* BEGIN *
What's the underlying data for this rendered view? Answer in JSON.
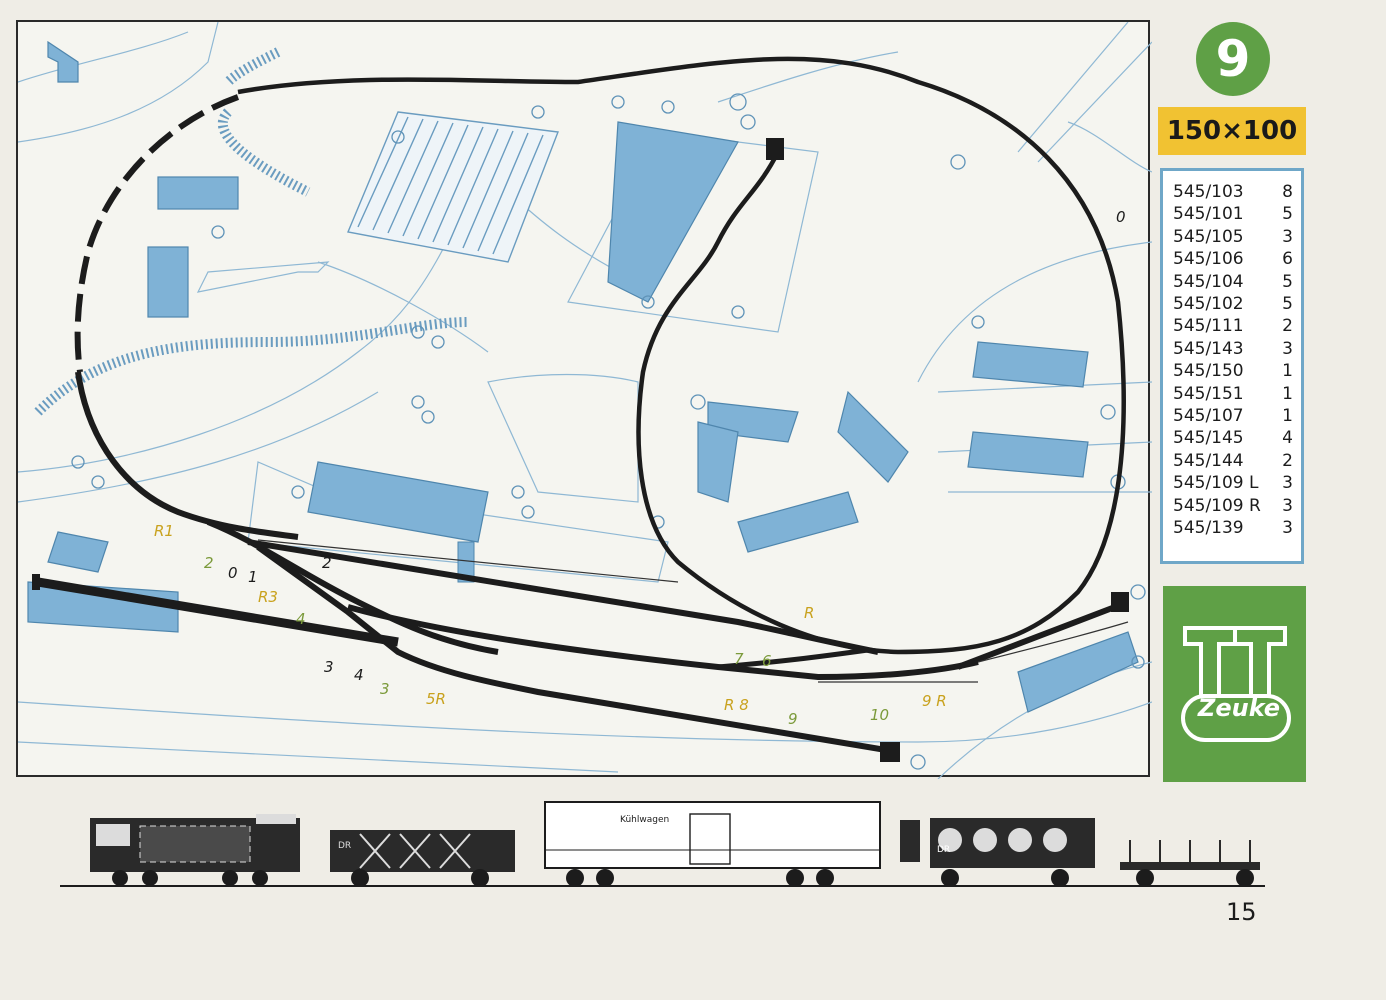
{
  "layout": {
    "number": "9",
    "size": "150×100"
  },
  "parts": [
    {
      "code": "545/103",
      "qty": "8"
    },
    {
      "code": "545/101",
      "qty": "5"
    },
    {
      "code": "545/105",
      "qty": "3"
    },
    {
      "code": "545/106",
      "qty": "6"
    },
    {
      "code": "545/104",
      "qty": "5"
    },
    {
      "code": "545/102",
      "qty": "5"
    },
    {
      "code": "545/111",
      "qty": "2"
    },
    {
      "code": "545/143",
      "qty": "3"
    },
    {
      "code": "545/150",
      "qty": "1"
    },
    {
      "code": "545/151",
      "qty": "1"
    },
    {
      "code": "545/107",
      "qty": "1"
    },
    {
      "code": "545/145",
      "qty": "4"
    },
    {
      "code": "545/144",
      "qty": "2"
    },
    {
      "code": "545/109 L",
      "qty": "3"
    },
    {
      "code": "545/109 R",
      "qty": "3"
    },
    {
      "code": "545/139",
      "qty": "3"
    }
  ],
  "brand": {
    "mark": "TT",
    "name": "Zeuke"
  },
  "track_labels": {
    "r1": "R1",
    "n2a": "2",
    "n0": "0",
    "n1": "1",
    "n2b": "2",
    "r3": "R3",
    "n4": "4",
    "n3": "3",
    "n4b": "4",
    "n3b": "3",
    "r5": "5R",
    "n0top": "0",
    "r_right": "R",
    "n7": "7",
    "n6": "6",
    "r8": "R 8",
    "n9": "9",
    "n10": "10",
    "r9": "9 R"
  },
  "wagon_labels": {
    "reefer": "Kühlwagen",
    "dr1": "DR",
    "dr2": "DR"
  },
  "page_number": "15"
}
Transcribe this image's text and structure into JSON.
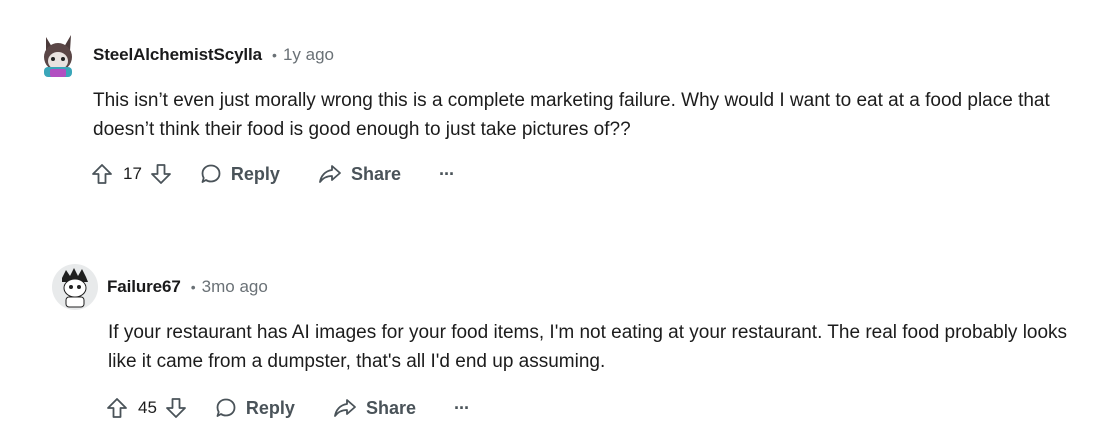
{
  "comments": [
    {
      "username": "SteelAlchemistScylla",
      "separator": "•",
      "time": "1y ago",
      "text": "This isn’t even just morally wrong this is a complete marketing failure. Why would I want to eat at a food place that doesn’t think their food is good enough to just take pictures of??",
      "score": "17",
      "reply_label": "Reply",
      "share_label": "Share",
      "more_label": "···",
      "icons": [
        "upvote-icon",
        "downvote-icon",
        "reply-bubble-icon",
        "share-arrow-icon",
        "more-icon"
      ]
    },
    {
      "username": "Failure67",
      "separator": "•",
      "time": "3mo ago",
      "text": "If your restaurant has AI images for your food items, I'm not eating at your restaurant. The real food probably looks like it came from a dumpster, that's all I'd end up assuming.",
      "score": "45",
      "reply_label": "Reply",
      "share_label": "Share",
      "more_label": "···",
      "icons": [
        "upvote-icon",
        "downvote-icon",
        "reply-bubble-icon",
        "share-arrow-icon",
        "more-icon"
      ]
    }
  ],
  "colors": {
    "text": "#1c1c1c",
    "meta": "#6a7176",
    "action": "#4a5359"
  }
}
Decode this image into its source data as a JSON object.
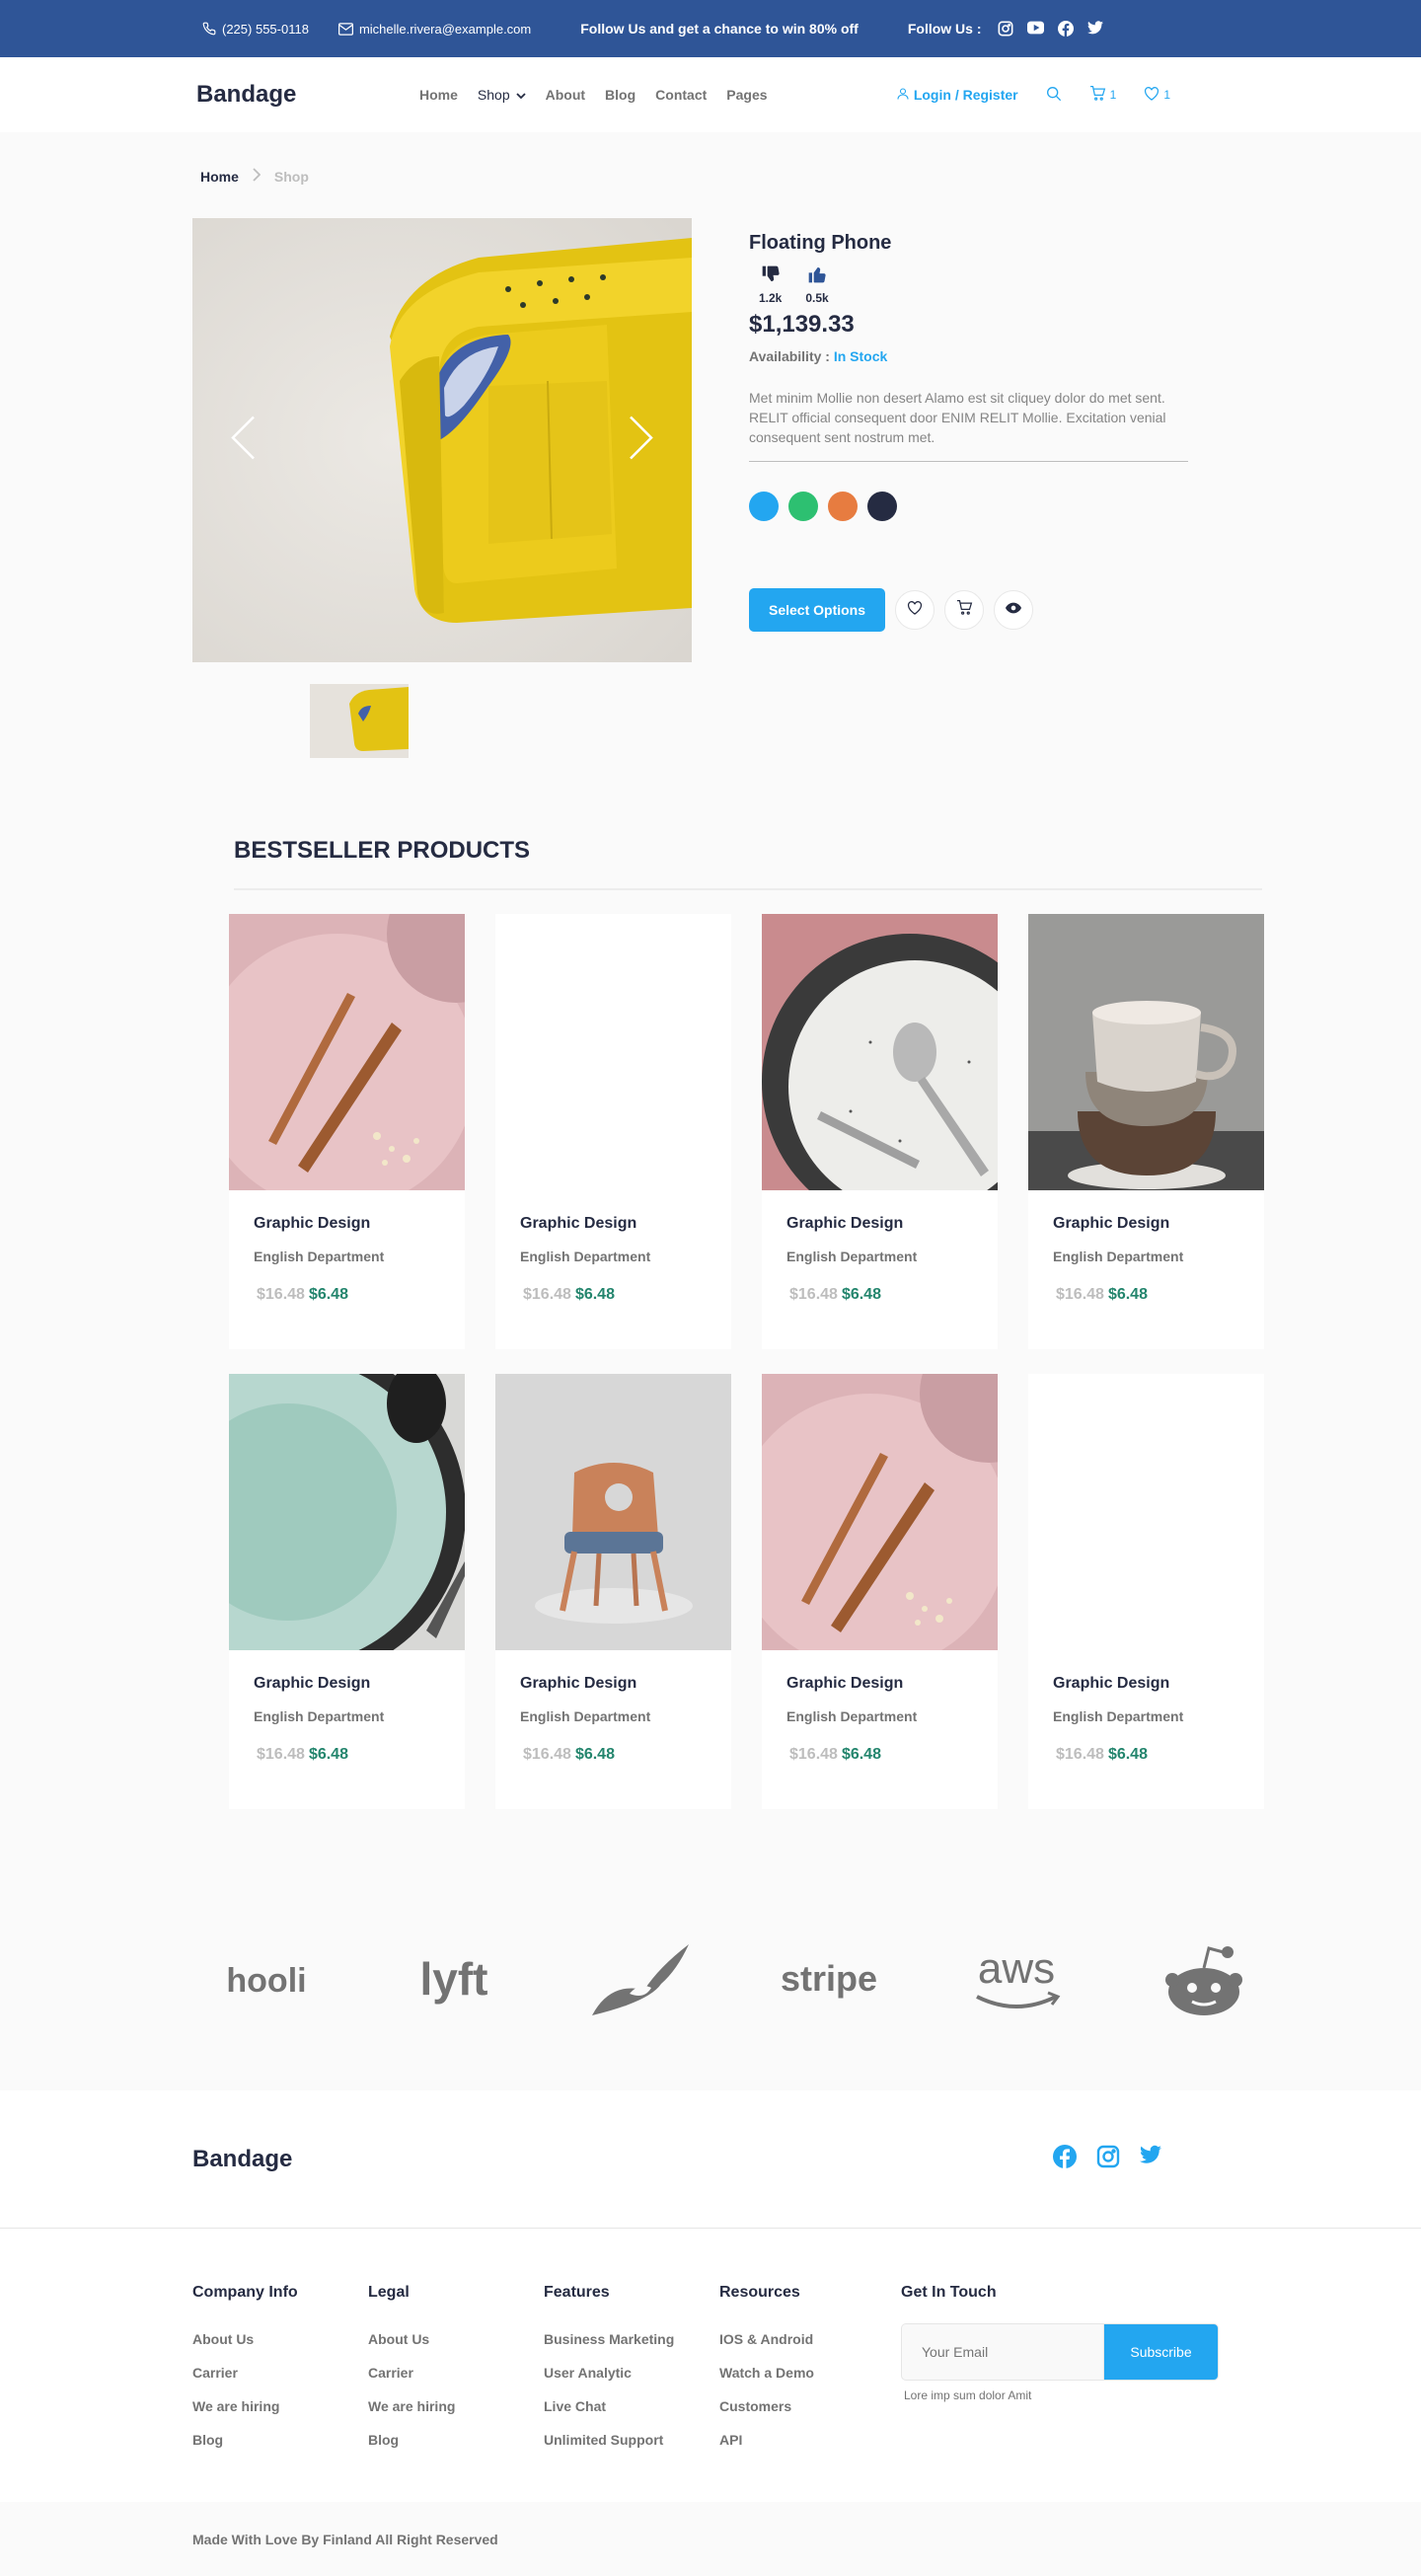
{
  "topbar": {
    "phone": "(225) 555-0118",
    "email": "michelle.rivera@example.com",
    "promo": "Follow Us  and get a chance to win 80% off",
    "follow_label": "Follow Us  :"
  },
  "header": {
    "brand": "Bandage",
    "nav": [
      "Home",
      "Shop",
      "About",
      "Blog",
      "Contact",
      "Pages"
    ],
    "login": "Login / Register",
    "cart_count": "1",
    "wishlist_count": "1"
  },
  "breadcrumb": {
    "home": "Home",
    "current": "Shop"
  },
  "product": {
    "title": "Floating Phone",
    "dislikes": "1.2k",
    "likes": "0.5k",
    "price": "$1,139.33",
    "availability_label": "Availability  :",
    "availability_value": "In Stock",
    "description": "Met minim Mollie non desert Alamo est sit cliquey dolor do met sent. RELIT official consequent door ENIM RELIT Mollie. Excitation venial consequent sent nostrum met.",
    "colors": [
      "#23A6F0",
      "#2DC071",
      "#E77C40",
      "#252B42"
    ],
    "select_label": "Select Options"
  },
  "bestseller": {
    "title": "BESTSELLER PRODUCTS",
    "products": [
      {
        "name": "Graphic Design",
        "dept": "English Department",
        "old": "$16.48",
        "new": "$6.48"
      },
      {
        "name": "Graphic Design",
        "dept": "English Department",
        "old": "$16.48",
        "new": "$6.48"
      },
      {
        "name": "Graphic Design",
        "dept": "English Department",
        "old": "$16.48",
        "new": "$6.48"
      },
      {
        "name": "Graphic Design",
        "dept": "English Department",
        "old": "$16.48",
        "new": "$6.48"
      },
      {
        "name": "Graphic Design",
        "dept": "English Department",
        "old": "$16.48",
        "new": "$6.48"
      },
      {
        "name": "Graphic Design",
        "dept": "English Department",
        "old": "$16.48",
        "new": "$6.48"
      },
      {
        "name": "Graphic Design",
        "dept": "English Department",
        "old": "$16.48",
        "new": "$6.48"
      },
      {
        "name": "Graphic Design",
        "dept": "English Department",
        "old": "$16.48",
        "new": "$6.48"
      }
    ]
  },
  "logos": [
    "hooli",
    "lyft",
    "stripe",
    "aws"
  ],
  "footer": {
    "brand": "Bandage",
    "columns": [
      {
        "title": "Company Info",
        "links": [
          "About Us",
          "Carrier",
          "We are hiring",
          "Blog"
        ]
      },
      {
        "title": "Legal",
        "links": [
          "About Us",
          "Carrier",
          "We are hiring",
          "Blog"
        ]
      },
      {
        "title": "Features",
        "links": [
          "Business Marketing",
          "User Analytic",
          "Live Chat",
          "Unlimited Support"
        ]
      },
      {
        "title": "Resources",
        "links": [
          "IOS & Android",
          "Watch a Demo",
          "Customers",
          "API"
        ]
      }
    ],
    "touch_title": "Get In Touch",
    "email_placeholder": "Your Email",
    "subscribe_label": "Subscribe",
    "note": "Lore imp sum dolor Amit",
    "copyright": "Made With Love By Finland All Right Reserved"
  }
}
* END *
Stated goal
Return the material exactly as given, apart from the pictures.

Problem solution
What's the underlying data for this rendered view? Answer in JSON.
{
  "layout": {
    "number": "9",
    "size": "150×100"
  },
  "parts": [
    {
      "code": "545/103",
      "qty": "8"
    },
    {
      "code": "545/101",
      "qty": "5"
    },
    {
      "code": "545/105",
      "qty": "3"
    },
    {
      "code": "545/106",
      "qty": "6"
    },
    {
      "code": "545/104",
      "qty": "5"
    },
    {
      "code": "545/102",
      "qty": "5"
    },
    {
      "code": "545/111",
      "qty": "2"
    },
    {
      "code": "545/143",
      "qty": "3"
    },
    {
      "code": "545/150",
      "qty": "1"
    },
    {
      "code": "545/151",
      "qty": "1"
    },
    {
      "code": "545/107",
      "qty": "1"
    },
    {
      "code": "545/145",
      "qty": "4"
    },
    {
      "code": "545/144",
      "qty": "2"
    },
    {
      "code": "545/109 L",
      "qty": "3"
    },
    {
      "code": "545/109 R",
      "qty": "3"
    },
    {
      "code": "545/139",
      "qty": "3"
    }
  ],
  "brand": {
    "mark": "TT",
    "name": "Zeuke"
  },
  "track_labels": {
    "r1": "R1",
    "n2a": "2",
    "n0": "0",
    "n1": "1",
    "n2b": "2",
    "r3": "R3",
    "n4": "4",
    "n3": "3",
    "n4b": "4",
    "n3b": "3",
    "r5": "5R",
    "n0top": "0",
    "r_right": "R",
    "n7": "7",
    "n6": "6",
    "r8": "R 8",
    "n9": "9",
    "n10": "10",
    "r9": "9 R"
  },
  "wagon_labels": {
    "reefer": "Kühlwagen",
    "dr1": "DR",
    "dr2": "DR"
  },
  "page_number": "15"
}
Transcribe this image's text and structure into JSON.
{
  "comments": [
    {
      "username": "SteelAlchemistScylla",
      "separator": "•",
      "time": "1y ago",
      "text": "This isn’t even just morally wrong this is a complete marketing failure. Why would I want to eat at a food place that doesn’t think their food is good enough to just take pictures of??",
      "score": "17",
      "reply_label": "Reply",
      "share_label": "Share",
      "more_label": "···",
      "icons": [
        "upvote-icon",
        "downvote-icon",
        "reply-bubble-icon",
        "share-arrow-icon",
        "more-icon"
      ]
    },
    {
      "username": "Failure67",
      "separator": "•",
      "time": "3mo ago",
      "text": "If your restaurant has AI images for your food items, I'm not eating at your restaurant. The real food probably looks like it came from a dumpster, that's all I'd end up assuming.",
      "score": "45",
      "reply_label": "Reply",
      "share_label": "Share",
      "more_label": "···",
      "icons": [
        "upvote-icon",
        "downvote-icon",
        "reply-bubble-icon",
        "share-arrow-icon",
        "more-icon"
      ]
    }
  ],
  "colors": {
    "text": "#1c1c1c",
    "meta": "#6a7176",
    "action": "#4a5359"
  }
}
Decode this image into its source data as a JSON object.
{
  "topbar": {
    "phone": "(225) 555-0118",
    "email": "michelle.rivera@example.com",
    "promo": "Follow Us  and get a chance to win 80% off",
    "follow_label": "Follow Us  :"
  },
  "header": {
    "brand": "Bandage",
    "nav": [
      "Home",
      "Shop",
      "About",
      "Blog",
      "Contact",
      "Pages"
    ],
    "login": "Login / Register",
    "cart_count": "1",
    "wishlist_count": "1"
  },
  "breadcrumb": {
    "home": "Home",
    "current": "Shop"
  },
  "product": {
    "title": "Floating Phone",
    "dislikes": "1.2k",
    "likes": "0.5k",
    "price": "$1,139.33",
    "availability_label": "Availability  :",
    "availability_value": "In Stock",
    "description": "Met minim Mollie non desert Alamo est sit cliquey dolor do met sent. RELIT official consequent door ENIM RELIT Mollie. Excitation venial consequent sent nostrum met.",
    "colors": [
      "#23A6F0",
      "#2DC071",
      "#E77C40",
      "#252B42"
    ],
    "select_label": "Select Options"
  },
  "bestseller": {
    "title": "BESTSELLER PRODUCTS",
    "products": [
      {
        "name": "Graphic Design",
        "dept": "English Department",
        "old": "$16.48",
        "new": "$6.48"
      },
      {
        "name": "Graphic Design",
        "dept": "English Department",
        "old": "$16.48",
        "new": "$6.48"
      },
      {
        "name": "Graphic Design",
        "dept": "English Department",
        "old": "$16.48",
        "new": "$6.48"
      },
      {
        "name": "Graphic Design",
        "dept": "English Department",
        "old": "$16.48",
        "new": "$6.48"
      },
      {
        "name": "Graphic Design",
        "dept": "English Department",
        "old": "$16.48",
        "new": "$6.48"
      },
      {
        "name": "Graphic Design",
        "dept": "English Department",
        "old": "$16.48",
        "new": "$6.48"
      },
      {
        "name": "Graphic Design",
        "dept": "English Department",
        "old": "$16.48",
        "new": "$6.48"
      },
      {
        "name": "Graphic Design",
        "dept": "English Department",
        "old": "$16.48",
        "new": "$6.48"
      }
    ]
  },
  "logos": [
    "hooli",
    "lyft",
    "stripe",
    "aws"
  ],
  "footer": {
    "brand": "Bandage",
    "columns": [
      {
        "title": "Company Info",
        "links": [
          "About Us",
          "Carrier",
          "We are hiring",
          "Blog"
        ]
      },
      {
        "title": "Legal",
        "links": [
          "About Us",
          "Carrier",
          "We are hiring",
          "Blog"
        ]
      },
      {
        "title": "Features",
        "links": [
          "Business Marketing",
          "User Analytic",
          "Live Chat",
          "Unlimited Support"
        ]
      },
      {
        "title": "Resources",
        "links": [
          "IOS & Android",
          "Watch a Demo",
          "Customers",
          "API"
        ]
      }
    ],
    "touch_title": "Get In Touch",
    "email_placeholder": "Your Email",
    "subscribe_label": "Subscribe",
    "note": "Lore imp sum dolor Amit",
    "copyright": "Made With Love By Finland All Right Reserved"
  }
}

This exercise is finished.